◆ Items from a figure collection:
• • •

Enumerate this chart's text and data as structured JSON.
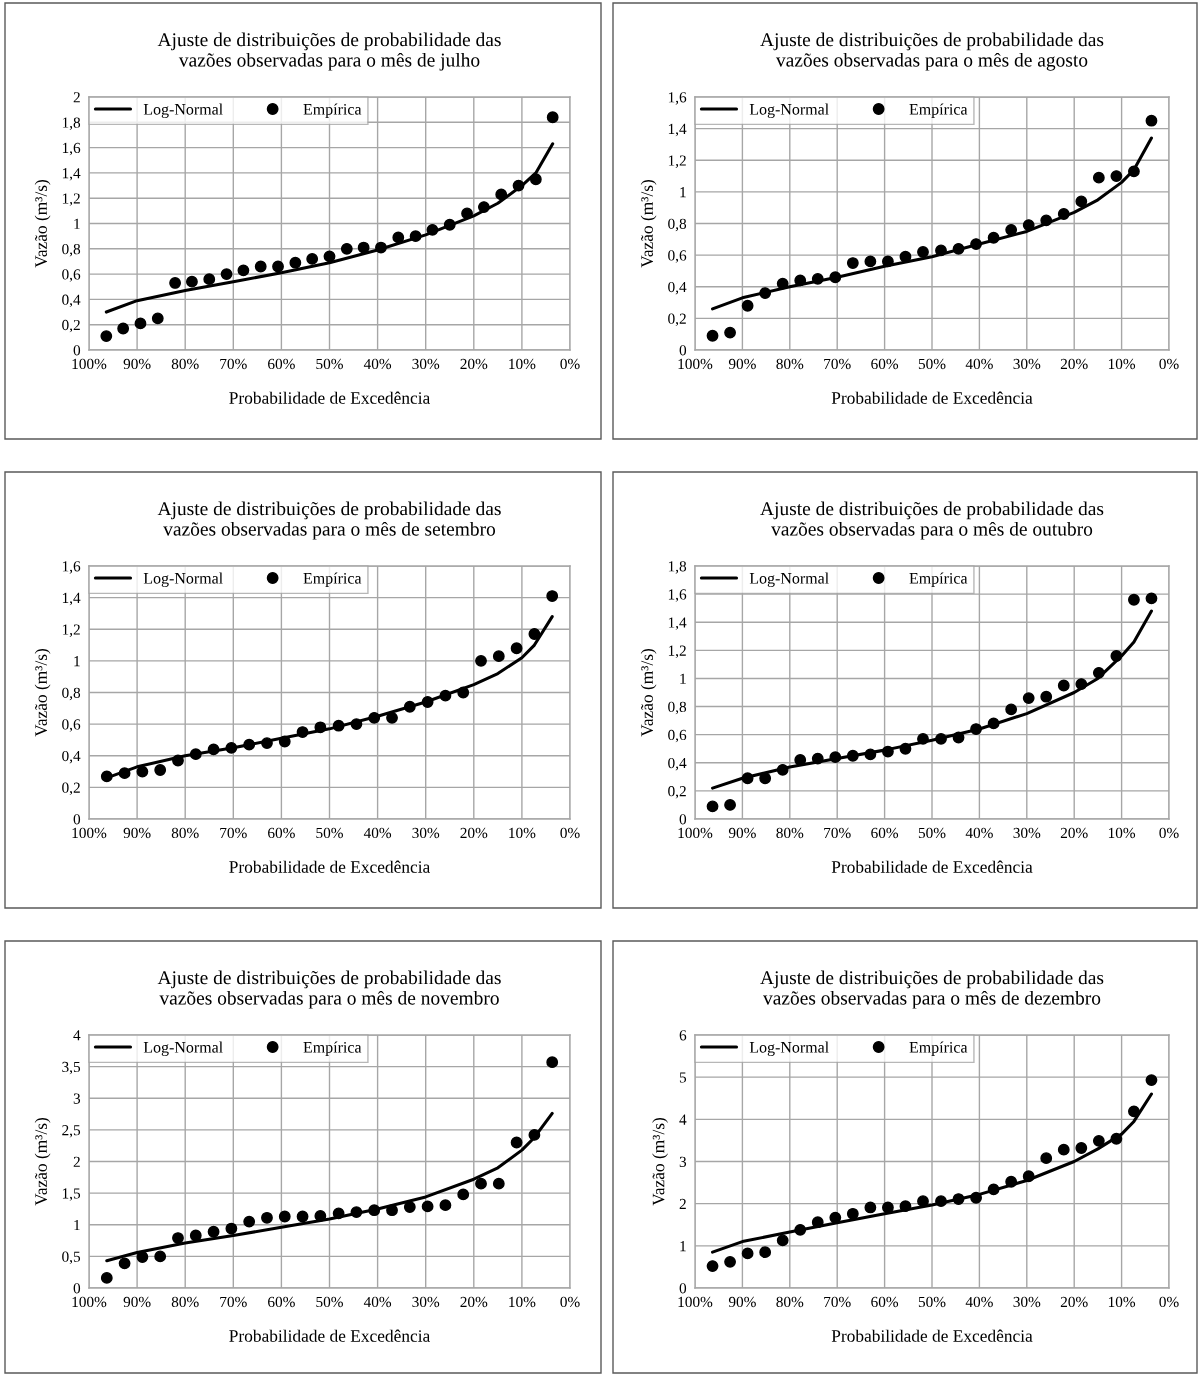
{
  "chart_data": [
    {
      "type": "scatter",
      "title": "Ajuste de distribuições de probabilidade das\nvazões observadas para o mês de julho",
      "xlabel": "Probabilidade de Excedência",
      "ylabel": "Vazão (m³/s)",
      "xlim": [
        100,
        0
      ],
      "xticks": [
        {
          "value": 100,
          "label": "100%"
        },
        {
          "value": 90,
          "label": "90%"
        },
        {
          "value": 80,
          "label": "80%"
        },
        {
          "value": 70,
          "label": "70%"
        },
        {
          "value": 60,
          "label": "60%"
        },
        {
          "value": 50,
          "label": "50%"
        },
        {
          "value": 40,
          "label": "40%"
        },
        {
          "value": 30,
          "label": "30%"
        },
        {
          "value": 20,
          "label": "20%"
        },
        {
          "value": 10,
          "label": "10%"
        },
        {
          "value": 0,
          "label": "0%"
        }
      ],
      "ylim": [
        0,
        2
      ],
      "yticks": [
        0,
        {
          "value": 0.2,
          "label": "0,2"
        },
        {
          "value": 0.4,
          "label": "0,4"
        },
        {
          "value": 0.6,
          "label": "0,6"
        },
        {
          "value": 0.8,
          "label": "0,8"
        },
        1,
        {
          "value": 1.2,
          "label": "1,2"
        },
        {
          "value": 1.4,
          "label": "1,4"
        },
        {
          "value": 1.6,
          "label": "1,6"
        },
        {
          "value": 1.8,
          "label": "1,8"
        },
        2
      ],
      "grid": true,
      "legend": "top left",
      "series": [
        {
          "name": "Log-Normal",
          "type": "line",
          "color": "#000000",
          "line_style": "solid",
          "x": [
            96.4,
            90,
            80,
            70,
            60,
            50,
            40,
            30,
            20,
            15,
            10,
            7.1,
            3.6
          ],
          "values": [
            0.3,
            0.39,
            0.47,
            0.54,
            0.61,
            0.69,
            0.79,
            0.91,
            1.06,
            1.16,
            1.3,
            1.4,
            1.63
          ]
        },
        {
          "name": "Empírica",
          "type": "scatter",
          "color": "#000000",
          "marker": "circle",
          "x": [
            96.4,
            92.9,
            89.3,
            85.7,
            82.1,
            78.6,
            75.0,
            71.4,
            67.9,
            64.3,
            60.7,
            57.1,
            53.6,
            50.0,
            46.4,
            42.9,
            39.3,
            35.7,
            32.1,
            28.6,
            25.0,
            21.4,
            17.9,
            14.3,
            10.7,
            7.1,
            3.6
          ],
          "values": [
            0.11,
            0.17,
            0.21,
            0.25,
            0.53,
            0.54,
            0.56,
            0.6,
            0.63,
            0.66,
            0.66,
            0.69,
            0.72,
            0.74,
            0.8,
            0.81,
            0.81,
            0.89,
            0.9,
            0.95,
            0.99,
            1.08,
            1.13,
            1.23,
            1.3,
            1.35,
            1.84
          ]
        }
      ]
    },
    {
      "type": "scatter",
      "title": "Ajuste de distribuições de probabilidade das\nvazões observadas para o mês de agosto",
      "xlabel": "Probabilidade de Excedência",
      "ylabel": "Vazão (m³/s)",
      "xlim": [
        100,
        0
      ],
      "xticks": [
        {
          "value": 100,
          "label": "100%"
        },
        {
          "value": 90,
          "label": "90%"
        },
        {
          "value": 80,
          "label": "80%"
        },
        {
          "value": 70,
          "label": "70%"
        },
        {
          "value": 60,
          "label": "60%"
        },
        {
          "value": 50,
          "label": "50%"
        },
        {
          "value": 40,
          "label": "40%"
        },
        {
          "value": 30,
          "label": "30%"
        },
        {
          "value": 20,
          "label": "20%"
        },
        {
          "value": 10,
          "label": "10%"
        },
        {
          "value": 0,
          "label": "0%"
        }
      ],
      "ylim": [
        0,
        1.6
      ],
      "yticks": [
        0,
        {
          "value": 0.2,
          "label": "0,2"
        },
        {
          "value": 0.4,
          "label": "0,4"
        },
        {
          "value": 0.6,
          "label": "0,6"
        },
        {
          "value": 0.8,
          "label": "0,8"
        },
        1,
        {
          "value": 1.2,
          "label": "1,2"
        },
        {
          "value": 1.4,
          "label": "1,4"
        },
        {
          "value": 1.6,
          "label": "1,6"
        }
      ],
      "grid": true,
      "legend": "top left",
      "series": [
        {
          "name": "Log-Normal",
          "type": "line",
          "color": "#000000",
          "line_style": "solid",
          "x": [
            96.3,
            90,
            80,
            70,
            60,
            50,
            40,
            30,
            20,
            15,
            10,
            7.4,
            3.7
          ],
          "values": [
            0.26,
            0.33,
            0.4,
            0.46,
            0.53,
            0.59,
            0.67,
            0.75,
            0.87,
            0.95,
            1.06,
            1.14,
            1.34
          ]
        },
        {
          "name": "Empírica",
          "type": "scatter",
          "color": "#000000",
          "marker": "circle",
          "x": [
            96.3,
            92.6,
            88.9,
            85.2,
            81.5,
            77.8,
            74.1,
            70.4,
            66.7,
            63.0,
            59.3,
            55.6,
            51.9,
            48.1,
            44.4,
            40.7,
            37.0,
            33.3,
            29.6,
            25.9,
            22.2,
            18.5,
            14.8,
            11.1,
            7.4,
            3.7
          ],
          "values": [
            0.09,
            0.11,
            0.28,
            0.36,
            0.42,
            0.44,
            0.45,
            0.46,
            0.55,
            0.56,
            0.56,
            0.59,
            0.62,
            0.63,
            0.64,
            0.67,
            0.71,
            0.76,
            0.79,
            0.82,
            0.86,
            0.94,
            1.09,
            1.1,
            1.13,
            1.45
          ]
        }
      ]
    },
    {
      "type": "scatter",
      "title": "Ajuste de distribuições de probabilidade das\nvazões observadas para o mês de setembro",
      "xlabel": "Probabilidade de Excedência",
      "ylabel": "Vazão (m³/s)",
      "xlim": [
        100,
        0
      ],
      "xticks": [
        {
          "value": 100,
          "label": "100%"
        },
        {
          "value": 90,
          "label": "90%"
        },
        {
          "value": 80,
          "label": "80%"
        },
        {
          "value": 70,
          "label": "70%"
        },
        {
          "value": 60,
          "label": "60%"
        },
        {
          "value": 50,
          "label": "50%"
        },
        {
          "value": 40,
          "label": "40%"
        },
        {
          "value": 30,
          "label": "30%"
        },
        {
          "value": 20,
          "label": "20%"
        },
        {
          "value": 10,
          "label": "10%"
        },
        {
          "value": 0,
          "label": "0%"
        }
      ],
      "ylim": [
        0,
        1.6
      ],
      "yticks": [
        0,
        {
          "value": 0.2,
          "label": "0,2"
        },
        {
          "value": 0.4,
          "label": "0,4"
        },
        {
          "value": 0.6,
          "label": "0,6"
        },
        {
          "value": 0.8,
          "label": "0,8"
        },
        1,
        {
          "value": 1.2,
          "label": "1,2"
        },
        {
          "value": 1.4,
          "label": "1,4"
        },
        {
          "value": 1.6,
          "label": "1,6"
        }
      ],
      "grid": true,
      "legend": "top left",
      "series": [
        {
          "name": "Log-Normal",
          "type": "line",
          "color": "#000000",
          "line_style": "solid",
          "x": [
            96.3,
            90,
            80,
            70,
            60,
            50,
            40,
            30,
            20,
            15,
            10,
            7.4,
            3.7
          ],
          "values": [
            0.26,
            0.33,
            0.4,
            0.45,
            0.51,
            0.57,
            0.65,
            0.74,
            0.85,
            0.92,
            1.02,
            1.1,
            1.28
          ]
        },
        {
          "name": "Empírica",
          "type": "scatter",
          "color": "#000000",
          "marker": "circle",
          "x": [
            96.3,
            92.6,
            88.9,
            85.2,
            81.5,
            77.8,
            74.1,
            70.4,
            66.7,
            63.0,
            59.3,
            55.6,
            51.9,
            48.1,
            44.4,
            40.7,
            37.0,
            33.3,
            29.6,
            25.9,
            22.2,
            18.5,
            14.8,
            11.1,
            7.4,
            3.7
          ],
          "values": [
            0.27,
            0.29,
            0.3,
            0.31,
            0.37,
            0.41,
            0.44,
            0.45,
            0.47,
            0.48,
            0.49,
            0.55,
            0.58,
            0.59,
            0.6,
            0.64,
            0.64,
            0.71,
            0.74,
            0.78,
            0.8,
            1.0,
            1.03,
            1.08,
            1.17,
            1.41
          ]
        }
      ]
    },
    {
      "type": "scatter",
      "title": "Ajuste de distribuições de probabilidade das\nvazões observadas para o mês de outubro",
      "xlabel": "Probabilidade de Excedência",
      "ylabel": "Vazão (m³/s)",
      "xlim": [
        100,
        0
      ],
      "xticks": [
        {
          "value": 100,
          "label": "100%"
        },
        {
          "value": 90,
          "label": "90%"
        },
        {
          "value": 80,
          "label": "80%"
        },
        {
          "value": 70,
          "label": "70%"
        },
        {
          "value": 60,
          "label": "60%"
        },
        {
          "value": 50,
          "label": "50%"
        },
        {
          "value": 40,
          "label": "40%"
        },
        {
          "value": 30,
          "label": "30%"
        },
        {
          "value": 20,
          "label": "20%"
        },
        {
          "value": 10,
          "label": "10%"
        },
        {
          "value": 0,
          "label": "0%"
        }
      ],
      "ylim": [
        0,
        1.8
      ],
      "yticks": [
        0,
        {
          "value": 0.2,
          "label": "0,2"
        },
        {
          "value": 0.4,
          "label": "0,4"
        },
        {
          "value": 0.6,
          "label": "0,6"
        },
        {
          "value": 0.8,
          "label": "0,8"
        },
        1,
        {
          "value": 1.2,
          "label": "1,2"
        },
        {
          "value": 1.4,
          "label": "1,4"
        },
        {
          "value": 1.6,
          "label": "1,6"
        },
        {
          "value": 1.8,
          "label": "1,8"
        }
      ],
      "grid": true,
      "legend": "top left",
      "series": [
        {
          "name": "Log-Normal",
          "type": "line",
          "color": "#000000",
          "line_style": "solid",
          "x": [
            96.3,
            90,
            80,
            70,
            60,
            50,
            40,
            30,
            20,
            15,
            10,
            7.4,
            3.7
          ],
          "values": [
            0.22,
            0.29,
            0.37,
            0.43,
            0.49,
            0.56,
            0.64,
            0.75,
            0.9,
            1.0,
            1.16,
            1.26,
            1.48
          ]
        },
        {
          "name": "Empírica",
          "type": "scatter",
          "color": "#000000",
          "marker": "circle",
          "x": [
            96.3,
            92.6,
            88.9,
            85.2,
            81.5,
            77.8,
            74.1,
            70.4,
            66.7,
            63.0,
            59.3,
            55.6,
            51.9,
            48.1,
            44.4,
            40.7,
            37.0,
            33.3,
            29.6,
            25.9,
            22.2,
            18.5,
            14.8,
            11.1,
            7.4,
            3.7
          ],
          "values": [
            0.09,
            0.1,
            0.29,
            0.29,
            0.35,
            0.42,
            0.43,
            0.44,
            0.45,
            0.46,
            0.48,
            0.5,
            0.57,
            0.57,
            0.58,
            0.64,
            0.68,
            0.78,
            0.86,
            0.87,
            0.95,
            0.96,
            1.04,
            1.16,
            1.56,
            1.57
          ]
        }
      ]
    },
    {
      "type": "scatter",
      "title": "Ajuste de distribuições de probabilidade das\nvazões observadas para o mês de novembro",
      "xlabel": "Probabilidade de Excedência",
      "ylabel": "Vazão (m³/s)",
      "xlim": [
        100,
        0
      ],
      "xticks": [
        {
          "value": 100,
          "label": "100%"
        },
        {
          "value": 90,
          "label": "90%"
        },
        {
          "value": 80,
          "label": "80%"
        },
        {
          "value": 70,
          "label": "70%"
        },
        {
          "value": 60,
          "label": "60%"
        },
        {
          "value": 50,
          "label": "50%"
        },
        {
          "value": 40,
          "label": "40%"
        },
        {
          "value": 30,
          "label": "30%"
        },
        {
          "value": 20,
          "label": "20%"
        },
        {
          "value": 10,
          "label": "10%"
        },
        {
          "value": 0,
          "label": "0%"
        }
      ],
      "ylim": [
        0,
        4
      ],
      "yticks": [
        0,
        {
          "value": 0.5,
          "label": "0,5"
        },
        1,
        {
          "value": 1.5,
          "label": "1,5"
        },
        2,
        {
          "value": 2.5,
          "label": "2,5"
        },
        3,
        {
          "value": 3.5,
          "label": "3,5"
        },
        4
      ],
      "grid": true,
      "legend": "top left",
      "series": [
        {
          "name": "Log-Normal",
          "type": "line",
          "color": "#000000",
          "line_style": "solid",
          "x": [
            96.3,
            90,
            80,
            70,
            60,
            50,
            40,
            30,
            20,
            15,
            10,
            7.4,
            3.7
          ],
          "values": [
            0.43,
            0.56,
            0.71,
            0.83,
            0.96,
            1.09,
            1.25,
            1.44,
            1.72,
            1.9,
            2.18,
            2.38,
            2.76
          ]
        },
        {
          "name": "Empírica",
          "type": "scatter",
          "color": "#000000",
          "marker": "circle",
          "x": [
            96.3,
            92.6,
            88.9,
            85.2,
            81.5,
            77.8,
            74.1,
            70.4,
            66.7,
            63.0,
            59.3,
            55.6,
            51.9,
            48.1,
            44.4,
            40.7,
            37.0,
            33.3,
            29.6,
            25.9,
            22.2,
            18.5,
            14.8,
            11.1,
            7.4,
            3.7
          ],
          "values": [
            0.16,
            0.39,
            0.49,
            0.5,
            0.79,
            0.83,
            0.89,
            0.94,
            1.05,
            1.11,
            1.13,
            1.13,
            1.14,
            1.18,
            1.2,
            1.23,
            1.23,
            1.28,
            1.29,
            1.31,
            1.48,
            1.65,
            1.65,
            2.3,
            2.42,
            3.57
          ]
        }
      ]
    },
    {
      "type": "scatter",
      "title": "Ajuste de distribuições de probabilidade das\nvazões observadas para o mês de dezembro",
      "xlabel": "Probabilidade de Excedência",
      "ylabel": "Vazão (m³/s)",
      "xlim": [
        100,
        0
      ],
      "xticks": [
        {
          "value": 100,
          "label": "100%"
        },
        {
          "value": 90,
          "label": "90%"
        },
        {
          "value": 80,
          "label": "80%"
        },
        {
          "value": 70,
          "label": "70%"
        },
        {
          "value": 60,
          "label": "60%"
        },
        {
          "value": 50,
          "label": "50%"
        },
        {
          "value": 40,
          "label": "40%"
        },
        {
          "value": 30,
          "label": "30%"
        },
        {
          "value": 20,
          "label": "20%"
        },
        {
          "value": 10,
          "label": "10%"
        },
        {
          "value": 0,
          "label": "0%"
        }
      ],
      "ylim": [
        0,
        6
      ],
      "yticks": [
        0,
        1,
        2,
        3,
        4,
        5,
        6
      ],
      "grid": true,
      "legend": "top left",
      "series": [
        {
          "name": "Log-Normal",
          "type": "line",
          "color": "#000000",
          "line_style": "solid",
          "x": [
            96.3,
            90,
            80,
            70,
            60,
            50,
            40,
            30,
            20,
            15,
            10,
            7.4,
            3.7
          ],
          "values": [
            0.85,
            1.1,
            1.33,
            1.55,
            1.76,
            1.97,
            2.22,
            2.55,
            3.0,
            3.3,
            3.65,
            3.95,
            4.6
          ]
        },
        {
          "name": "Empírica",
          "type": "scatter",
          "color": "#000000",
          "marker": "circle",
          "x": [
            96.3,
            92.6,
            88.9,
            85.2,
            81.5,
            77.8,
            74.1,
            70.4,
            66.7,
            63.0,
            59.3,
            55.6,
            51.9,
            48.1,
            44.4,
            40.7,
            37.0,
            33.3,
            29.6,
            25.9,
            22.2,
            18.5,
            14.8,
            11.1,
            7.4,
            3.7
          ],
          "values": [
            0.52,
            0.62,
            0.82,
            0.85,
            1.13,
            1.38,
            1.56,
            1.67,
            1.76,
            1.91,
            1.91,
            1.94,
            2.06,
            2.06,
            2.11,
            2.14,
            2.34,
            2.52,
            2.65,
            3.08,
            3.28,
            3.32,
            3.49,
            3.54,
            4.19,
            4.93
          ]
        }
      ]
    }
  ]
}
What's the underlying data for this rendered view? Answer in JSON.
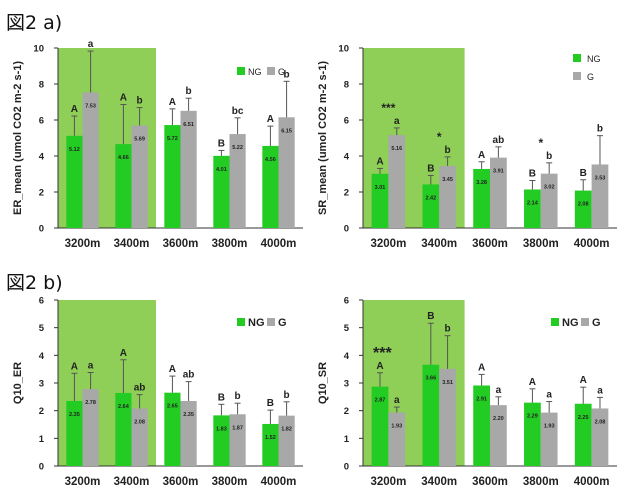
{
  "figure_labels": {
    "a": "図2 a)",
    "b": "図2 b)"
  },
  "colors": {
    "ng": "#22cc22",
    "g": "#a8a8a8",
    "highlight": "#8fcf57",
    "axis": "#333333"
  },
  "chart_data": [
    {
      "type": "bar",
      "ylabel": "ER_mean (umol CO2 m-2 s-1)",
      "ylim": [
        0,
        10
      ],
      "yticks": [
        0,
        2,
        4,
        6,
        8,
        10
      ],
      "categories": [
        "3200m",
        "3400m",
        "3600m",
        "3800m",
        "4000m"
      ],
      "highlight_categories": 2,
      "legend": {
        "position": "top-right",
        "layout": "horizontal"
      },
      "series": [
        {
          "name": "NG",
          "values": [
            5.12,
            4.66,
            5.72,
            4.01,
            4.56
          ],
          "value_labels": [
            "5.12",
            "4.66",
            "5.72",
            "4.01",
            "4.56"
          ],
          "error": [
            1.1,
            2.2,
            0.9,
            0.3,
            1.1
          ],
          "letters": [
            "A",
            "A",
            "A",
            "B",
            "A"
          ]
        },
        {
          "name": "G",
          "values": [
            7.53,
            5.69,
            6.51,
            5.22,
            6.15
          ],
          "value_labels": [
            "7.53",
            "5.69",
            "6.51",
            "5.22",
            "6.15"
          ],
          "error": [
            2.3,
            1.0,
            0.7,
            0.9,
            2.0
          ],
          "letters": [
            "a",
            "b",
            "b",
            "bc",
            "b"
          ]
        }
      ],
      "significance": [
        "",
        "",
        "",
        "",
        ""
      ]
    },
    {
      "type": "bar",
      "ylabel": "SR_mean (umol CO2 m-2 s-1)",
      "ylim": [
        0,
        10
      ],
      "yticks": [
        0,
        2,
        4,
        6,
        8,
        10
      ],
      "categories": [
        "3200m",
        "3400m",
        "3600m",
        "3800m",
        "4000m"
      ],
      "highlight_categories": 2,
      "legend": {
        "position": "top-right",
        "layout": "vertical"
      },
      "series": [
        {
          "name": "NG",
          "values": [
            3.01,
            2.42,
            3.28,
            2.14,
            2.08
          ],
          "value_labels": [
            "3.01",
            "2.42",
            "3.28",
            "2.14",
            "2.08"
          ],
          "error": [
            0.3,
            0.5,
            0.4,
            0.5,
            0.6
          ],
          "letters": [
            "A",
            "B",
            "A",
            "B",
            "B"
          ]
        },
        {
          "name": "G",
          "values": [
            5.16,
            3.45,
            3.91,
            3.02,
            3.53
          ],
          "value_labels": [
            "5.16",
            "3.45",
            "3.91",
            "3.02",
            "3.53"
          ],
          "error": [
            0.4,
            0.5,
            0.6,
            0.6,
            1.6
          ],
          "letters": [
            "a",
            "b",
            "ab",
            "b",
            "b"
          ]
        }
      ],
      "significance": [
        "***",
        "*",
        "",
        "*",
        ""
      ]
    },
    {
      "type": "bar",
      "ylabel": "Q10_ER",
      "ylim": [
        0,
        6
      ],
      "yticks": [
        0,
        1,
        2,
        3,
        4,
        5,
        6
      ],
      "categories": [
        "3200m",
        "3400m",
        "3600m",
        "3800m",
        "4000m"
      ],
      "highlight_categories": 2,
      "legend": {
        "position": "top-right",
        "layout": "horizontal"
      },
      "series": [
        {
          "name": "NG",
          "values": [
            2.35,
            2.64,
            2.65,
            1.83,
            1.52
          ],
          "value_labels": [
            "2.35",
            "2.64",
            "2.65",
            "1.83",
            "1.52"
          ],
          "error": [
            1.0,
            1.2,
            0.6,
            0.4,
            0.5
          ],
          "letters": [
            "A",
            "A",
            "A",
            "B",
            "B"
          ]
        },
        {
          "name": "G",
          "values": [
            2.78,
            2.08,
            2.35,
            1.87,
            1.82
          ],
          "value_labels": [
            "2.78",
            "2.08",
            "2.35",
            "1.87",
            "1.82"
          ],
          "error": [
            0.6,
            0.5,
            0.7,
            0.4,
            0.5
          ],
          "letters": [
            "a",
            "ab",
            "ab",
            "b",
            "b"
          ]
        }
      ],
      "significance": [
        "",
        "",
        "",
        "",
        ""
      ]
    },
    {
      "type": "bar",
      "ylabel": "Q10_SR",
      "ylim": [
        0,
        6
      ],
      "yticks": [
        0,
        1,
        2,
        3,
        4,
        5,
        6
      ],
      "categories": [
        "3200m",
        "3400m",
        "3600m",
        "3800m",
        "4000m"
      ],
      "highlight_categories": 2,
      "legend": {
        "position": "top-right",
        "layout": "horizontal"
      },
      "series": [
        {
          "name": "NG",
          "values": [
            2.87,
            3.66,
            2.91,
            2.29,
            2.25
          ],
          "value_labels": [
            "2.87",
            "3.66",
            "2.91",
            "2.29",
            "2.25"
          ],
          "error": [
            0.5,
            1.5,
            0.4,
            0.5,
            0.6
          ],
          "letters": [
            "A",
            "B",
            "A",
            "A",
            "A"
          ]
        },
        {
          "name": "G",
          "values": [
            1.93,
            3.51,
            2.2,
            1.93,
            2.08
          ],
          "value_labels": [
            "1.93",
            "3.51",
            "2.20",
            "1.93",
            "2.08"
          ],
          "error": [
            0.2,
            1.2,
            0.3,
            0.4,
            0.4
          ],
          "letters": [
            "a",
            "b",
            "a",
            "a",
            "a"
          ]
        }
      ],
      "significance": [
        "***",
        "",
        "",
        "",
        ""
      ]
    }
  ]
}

• • •

◆ What the exercise asks:
Go through the data above and find the lines with the word "this". Copy each of those lines.

◆ Exercise answer:
Enumerate this chart's text and data as structured JSON.
What's the underlying data for this rendered view? Answer in JSON.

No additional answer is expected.